#### WHAT IS BEING ASKED:
Search the material below for the string "φέρει" and list each line that holds it.

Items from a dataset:
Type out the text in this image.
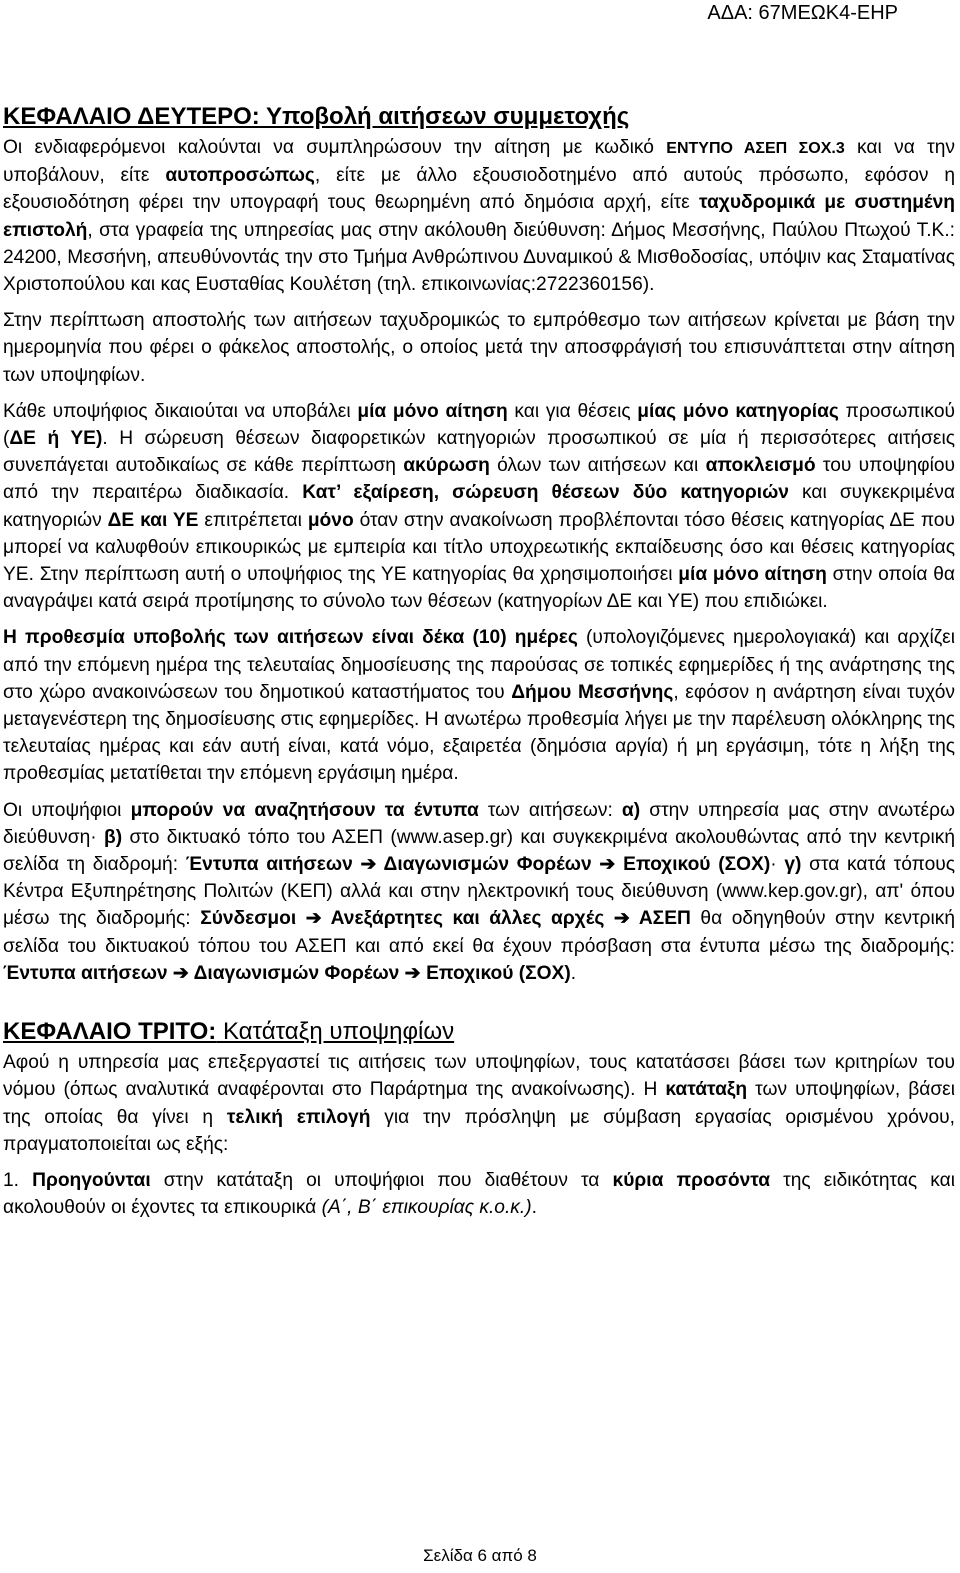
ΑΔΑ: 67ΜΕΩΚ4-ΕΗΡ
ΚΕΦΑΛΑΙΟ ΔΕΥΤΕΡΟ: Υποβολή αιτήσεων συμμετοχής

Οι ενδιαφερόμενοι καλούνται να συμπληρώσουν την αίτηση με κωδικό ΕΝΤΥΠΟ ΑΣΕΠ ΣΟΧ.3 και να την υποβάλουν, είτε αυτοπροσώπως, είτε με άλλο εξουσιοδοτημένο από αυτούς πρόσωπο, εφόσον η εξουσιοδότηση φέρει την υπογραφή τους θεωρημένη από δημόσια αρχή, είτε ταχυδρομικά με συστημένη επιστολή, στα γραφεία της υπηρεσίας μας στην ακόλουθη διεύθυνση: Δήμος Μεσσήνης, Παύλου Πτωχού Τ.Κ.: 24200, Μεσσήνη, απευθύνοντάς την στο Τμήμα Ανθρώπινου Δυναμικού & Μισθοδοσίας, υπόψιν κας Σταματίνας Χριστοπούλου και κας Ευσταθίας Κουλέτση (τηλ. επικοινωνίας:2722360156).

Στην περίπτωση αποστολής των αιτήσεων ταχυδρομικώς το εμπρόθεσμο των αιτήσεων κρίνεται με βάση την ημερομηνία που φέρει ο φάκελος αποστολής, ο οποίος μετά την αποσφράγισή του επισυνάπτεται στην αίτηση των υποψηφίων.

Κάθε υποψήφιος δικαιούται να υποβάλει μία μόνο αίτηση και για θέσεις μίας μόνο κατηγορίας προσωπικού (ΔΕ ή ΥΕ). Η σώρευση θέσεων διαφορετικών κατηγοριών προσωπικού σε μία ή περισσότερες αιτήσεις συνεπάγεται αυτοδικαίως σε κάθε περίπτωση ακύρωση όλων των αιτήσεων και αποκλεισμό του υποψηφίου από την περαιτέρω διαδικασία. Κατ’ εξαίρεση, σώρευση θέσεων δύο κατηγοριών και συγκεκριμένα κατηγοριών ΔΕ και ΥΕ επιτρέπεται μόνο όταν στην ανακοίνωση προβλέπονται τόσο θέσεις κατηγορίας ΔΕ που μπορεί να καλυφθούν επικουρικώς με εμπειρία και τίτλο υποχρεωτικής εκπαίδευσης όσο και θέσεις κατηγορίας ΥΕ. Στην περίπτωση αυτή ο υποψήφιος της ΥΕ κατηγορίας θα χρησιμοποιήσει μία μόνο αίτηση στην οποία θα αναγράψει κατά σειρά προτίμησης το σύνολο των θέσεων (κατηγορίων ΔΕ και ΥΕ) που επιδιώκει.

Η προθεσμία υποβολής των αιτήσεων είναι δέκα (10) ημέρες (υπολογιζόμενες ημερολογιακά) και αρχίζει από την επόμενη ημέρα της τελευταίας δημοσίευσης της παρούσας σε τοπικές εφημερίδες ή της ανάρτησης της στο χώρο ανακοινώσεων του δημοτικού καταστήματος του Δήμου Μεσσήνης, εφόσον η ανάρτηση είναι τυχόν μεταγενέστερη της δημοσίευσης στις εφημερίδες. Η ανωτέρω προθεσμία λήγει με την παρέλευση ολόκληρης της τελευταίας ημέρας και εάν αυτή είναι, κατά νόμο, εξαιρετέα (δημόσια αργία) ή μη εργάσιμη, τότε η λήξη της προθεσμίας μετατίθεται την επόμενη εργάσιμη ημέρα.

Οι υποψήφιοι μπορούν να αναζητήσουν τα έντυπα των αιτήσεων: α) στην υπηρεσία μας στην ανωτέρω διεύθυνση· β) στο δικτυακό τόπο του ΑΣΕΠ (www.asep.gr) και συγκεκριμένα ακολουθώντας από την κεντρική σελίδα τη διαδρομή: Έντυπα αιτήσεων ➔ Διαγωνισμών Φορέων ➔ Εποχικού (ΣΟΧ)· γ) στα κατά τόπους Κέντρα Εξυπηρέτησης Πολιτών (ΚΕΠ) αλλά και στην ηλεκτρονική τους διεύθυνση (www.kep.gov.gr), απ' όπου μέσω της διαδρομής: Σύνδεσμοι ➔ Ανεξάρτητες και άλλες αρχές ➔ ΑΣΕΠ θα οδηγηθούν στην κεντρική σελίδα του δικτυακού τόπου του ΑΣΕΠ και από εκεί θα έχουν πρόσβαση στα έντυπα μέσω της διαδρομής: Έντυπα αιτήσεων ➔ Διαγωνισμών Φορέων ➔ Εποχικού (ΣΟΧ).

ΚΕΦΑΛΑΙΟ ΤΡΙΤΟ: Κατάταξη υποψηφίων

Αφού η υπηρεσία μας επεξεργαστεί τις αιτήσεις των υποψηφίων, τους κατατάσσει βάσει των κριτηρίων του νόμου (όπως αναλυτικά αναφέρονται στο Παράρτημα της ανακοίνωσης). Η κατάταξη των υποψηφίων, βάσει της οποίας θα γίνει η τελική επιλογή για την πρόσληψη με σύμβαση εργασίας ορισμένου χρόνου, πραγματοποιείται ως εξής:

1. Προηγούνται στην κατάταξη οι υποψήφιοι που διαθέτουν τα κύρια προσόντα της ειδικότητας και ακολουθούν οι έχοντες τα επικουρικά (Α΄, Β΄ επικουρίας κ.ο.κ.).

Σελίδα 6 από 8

==

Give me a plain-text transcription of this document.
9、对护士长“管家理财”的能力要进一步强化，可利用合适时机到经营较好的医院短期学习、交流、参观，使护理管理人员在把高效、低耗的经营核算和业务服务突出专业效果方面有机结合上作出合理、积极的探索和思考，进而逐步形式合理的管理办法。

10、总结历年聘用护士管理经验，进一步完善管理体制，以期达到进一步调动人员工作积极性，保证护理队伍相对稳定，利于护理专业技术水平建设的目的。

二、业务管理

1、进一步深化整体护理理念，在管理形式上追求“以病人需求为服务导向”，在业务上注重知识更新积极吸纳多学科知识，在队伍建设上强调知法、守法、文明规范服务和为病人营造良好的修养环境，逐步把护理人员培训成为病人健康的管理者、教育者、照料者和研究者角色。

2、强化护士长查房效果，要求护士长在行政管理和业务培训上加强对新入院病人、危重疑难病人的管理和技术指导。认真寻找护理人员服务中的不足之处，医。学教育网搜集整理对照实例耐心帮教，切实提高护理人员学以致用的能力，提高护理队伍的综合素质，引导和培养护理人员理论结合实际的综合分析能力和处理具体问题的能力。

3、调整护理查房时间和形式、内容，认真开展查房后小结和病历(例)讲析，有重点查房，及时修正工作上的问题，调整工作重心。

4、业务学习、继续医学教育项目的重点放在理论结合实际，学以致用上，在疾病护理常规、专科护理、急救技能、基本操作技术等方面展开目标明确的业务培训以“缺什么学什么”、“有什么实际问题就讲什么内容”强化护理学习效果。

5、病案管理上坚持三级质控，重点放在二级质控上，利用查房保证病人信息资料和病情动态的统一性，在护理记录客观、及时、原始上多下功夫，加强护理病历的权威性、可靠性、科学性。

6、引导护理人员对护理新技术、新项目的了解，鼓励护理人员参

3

#### TASK RESULT:
Οι ενδιαφερόμενοι καλούνται να συμπληρώσουν την αίτηση με κωδικό ΕΝΤΥΠΟ ΑΣΕΠ ΣΟΧ.3 και να την υποβάλουν, είτε αυτοπροσώπως, είτε με άλλο εξουσιοδοτημένο από αυτούς πρόσωπο, εφόσον η εξουσιοδότηση φέρει την υπογραφή τους θεωρημένη από δημόσια αρχή, είτε ταχυδρομικά με συστημένη επιστολή, στα γραφεία της υπηρεσίας μας στην ακόλουθη διεύθυνση: Δήμος Μεσσήνης, Παύλου Πτωχού Τ.Κ.: 24200, Μεσσήνη, απευθύνοντάς την στο Τμήμα Ανθρώπινου Δυναμικού & Μισθοδοσίας, υπόψιν κας Σταματίνας Χριστοπούλου και κας Ευσταθίας Κουλέτση (τηλ. επικοινωνίας:2722360156).
Στην περίπτωση αποστολής των αιτήσεων ταχυδρομικώς το εμπρόθεσμο των αιτήσεων κρίνεται με βάση την ημερομηνία που φέρει ο φάκελος αποστολής, ο οποίος μετά την αποσφράγισή του επισυνάπτεται στην αίτηση των υποψηφίων.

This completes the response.